Some records:

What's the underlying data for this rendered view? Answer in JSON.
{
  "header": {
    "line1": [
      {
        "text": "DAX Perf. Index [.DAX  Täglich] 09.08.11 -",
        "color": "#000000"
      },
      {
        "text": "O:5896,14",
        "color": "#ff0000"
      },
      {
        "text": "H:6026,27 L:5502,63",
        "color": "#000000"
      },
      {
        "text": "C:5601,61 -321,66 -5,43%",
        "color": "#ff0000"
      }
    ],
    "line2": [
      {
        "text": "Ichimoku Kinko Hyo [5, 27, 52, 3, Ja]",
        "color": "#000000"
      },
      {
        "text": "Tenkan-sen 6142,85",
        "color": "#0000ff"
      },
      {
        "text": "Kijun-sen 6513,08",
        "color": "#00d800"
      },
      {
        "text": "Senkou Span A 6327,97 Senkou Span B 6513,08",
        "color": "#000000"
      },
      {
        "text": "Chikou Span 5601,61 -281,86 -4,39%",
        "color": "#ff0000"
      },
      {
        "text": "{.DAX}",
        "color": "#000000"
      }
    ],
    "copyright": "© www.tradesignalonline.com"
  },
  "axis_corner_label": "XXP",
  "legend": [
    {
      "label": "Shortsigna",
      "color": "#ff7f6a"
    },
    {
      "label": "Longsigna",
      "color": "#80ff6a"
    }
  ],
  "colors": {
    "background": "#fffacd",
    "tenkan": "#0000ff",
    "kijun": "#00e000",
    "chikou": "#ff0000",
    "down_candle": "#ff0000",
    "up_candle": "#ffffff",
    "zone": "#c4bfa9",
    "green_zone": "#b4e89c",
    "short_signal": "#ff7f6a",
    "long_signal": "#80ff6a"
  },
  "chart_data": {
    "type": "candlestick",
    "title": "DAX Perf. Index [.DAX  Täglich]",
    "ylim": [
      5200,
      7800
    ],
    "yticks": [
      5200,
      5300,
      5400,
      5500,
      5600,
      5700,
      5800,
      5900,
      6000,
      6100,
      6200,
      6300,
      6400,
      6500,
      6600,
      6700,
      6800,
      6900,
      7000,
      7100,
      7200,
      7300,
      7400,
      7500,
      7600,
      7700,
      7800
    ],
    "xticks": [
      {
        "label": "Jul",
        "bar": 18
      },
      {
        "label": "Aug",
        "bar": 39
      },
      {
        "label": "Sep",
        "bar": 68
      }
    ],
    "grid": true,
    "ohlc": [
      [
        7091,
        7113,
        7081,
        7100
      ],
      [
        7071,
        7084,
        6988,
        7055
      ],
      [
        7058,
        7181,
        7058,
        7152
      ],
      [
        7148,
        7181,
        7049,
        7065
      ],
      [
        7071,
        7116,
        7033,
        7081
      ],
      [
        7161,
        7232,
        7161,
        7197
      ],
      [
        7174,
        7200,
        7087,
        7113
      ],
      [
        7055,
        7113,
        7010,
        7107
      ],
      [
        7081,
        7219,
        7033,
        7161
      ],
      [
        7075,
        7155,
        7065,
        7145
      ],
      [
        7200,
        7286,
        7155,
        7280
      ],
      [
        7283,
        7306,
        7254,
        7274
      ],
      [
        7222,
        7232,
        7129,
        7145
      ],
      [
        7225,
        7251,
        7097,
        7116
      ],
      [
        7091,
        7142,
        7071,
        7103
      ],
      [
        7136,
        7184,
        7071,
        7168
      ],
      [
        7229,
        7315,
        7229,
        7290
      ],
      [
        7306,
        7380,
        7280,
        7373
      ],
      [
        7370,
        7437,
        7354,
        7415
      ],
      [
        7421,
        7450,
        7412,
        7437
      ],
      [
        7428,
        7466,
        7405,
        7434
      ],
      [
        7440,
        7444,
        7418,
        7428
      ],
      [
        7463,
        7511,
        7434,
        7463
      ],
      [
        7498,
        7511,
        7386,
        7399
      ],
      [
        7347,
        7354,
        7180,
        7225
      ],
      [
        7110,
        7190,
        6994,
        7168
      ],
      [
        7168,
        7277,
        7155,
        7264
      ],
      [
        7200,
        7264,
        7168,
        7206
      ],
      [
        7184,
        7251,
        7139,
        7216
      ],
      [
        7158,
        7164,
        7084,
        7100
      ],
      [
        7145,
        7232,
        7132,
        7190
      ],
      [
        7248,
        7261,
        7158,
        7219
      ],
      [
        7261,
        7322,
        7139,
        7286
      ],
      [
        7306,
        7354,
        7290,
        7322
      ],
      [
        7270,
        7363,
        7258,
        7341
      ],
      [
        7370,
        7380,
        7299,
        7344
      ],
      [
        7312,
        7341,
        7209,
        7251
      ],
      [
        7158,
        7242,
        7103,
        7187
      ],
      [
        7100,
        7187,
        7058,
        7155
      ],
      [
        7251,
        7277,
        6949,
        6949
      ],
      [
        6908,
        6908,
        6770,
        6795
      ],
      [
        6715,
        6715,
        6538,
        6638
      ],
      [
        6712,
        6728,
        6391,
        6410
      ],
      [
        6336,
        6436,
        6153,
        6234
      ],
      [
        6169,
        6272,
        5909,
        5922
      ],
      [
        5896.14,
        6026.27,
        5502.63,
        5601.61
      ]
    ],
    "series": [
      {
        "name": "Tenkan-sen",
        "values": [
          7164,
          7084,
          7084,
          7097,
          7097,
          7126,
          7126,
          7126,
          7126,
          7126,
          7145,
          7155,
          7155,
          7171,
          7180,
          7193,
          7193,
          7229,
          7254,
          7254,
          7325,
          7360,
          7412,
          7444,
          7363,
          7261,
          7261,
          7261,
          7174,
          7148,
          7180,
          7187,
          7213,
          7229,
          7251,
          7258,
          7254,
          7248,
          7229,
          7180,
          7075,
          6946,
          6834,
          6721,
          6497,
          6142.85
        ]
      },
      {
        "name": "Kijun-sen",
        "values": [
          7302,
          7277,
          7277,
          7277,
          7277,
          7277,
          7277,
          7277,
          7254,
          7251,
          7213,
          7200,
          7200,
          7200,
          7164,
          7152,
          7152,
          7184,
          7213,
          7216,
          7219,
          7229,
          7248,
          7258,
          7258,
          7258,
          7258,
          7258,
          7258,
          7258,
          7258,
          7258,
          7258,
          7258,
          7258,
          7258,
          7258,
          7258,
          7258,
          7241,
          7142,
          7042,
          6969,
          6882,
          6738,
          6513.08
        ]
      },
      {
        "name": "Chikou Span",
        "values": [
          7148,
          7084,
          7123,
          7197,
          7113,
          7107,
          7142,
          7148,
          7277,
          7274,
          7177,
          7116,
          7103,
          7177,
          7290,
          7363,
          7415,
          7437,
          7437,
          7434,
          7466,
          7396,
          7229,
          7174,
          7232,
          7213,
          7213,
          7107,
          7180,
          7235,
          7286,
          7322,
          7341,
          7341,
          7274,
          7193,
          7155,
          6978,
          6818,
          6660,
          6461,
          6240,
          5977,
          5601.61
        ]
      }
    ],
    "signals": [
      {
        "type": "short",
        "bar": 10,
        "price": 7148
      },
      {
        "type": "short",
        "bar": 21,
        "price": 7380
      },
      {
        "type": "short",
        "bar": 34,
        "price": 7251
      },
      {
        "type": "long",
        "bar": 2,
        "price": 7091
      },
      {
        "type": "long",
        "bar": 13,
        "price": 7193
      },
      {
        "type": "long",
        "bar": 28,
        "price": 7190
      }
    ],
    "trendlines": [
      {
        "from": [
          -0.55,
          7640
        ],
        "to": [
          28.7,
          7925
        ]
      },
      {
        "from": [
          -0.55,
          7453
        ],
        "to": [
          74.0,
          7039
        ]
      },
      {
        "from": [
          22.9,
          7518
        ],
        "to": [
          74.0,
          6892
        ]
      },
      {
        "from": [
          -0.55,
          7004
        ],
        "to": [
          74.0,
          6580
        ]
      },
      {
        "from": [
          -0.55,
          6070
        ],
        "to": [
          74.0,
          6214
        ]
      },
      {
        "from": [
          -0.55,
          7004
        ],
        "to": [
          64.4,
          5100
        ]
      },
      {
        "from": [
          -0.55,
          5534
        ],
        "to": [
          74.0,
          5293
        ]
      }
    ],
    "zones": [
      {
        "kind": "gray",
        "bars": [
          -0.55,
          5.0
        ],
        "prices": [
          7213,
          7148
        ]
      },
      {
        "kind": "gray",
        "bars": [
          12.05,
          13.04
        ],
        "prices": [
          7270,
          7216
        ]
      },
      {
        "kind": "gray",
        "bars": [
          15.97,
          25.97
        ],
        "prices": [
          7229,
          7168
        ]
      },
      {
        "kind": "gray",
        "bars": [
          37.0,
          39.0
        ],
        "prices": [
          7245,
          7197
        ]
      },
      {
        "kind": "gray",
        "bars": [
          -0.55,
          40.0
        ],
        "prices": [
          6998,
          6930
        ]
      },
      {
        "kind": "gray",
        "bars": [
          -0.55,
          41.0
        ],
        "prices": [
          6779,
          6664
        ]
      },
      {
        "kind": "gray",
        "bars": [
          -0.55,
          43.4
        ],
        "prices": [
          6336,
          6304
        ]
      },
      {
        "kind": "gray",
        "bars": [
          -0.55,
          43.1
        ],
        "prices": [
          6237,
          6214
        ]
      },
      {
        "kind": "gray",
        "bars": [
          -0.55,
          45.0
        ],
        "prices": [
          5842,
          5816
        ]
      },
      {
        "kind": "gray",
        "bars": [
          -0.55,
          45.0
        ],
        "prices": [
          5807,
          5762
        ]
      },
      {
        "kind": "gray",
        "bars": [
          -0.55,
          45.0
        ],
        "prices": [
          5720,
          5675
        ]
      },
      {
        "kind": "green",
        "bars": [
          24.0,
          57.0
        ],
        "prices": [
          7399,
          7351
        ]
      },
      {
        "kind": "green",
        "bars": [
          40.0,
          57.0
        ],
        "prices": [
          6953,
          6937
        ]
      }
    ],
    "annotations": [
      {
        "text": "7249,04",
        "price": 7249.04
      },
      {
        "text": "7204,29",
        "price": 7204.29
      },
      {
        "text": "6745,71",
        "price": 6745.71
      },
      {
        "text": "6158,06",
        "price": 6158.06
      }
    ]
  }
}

WHAT IS EXPECTED:
Look above for lines with the word "Perf" and copy them all.

EXERCISE RESULT:
        "text": "DAX Perf. Index [.DAX  Täglich] 09.08.11 -",
    "title": "DAX Perf. Index [.DAX  Täglich]",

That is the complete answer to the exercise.